**Exercise description**.
Among the entries, which lines carry the string "Reports"? Copy each of them.

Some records
──────────────────────────────

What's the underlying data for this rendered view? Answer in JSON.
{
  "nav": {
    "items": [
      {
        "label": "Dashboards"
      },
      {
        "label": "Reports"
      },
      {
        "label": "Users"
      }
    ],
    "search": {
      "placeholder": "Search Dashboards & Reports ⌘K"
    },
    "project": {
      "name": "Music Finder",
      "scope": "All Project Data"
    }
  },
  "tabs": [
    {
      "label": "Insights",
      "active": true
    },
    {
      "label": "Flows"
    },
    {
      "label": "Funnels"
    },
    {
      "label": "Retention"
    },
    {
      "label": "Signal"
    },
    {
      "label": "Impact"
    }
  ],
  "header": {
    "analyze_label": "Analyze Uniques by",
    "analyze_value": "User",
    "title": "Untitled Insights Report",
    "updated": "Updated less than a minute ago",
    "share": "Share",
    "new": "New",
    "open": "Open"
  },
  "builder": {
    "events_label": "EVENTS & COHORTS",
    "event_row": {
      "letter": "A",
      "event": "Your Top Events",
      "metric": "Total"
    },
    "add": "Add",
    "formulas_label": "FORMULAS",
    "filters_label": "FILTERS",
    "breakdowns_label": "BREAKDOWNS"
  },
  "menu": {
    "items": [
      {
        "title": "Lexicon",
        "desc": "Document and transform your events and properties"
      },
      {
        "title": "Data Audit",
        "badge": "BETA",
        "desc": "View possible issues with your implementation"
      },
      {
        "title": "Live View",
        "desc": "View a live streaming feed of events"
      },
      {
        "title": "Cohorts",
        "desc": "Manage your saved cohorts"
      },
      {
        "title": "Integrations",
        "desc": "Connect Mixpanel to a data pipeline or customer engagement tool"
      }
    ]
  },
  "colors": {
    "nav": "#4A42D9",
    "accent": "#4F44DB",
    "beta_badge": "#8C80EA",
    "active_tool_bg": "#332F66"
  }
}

──────────────────────────────

**Full response**.
        "label": "Reports"
      "placeholder": "Search Dashboards & Reports ⌘K"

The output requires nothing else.